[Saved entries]
* * *

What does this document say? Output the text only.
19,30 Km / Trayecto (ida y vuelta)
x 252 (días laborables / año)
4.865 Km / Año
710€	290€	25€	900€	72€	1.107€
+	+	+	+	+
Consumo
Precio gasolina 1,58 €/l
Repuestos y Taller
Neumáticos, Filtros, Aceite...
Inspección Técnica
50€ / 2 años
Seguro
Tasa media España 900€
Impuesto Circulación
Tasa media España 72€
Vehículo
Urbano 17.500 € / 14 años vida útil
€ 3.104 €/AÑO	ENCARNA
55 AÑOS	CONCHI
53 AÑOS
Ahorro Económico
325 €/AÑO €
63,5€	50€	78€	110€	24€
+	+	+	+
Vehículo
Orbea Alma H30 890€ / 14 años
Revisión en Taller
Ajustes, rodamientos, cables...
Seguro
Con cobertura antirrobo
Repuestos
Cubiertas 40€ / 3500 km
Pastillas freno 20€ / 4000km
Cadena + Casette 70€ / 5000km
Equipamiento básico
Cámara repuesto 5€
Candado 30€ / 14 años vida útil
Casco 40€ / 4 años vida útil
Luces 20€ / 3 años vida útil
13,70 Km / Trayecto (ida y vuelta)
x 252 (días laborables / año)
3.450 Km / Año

* * *

#### PROBLEM TO WORK ON
Reproduce the listing above word for word.

#### EXERCISE RESULT
What does this document say? Output the text only.
19,30 Km / Trayecto (ida y vuelta)
x 252 (días laborables / año)
4.865 Km / Año
710€	290€	25€	900€	72€	1.107€
+	+	+	+	+
Consumo
Precio gasolina 1,58 €/l
Repuestos y Taller
Neumáticos, Filtros, Aceite...
Inspección Técnica
50€ / 2 años
Seguro
Tasa media España 900€
Impuesto Circulación
Tasa media España 72€
Vehículo
Urbano 17.500 € / 14 años vida útil
€ 3.104 €/AÑO	ENCARNA
55 AÑOS	CONCHI
53 AÑOS
Ahorro Económico
325 €/AÑO €
63,5€	50€	78€	110€	24€
+	+	+	+
Vehículo
Orbea Alma H30 890€ / 14 años
Revisión en Taller
Ajustes, rodamientos, cables...
Seguro
Con cobertura antirrobo
Repuestos
Cubiertas 40€ / 3500 km
Pastillas freno 20€ / 4000km
Cadena + Casette 70€ / 5000km
Equipamiento básico
Cámara repuesto 5€
Candado 30€ / 14 años vida útil
Casco 40€ / 4 años vida útil
Luces 20€ / 3 años vida útil
13,70 Km / Trayecto (ida y vuelta)
x 252 (días laborables / año)
3.450 Km / Año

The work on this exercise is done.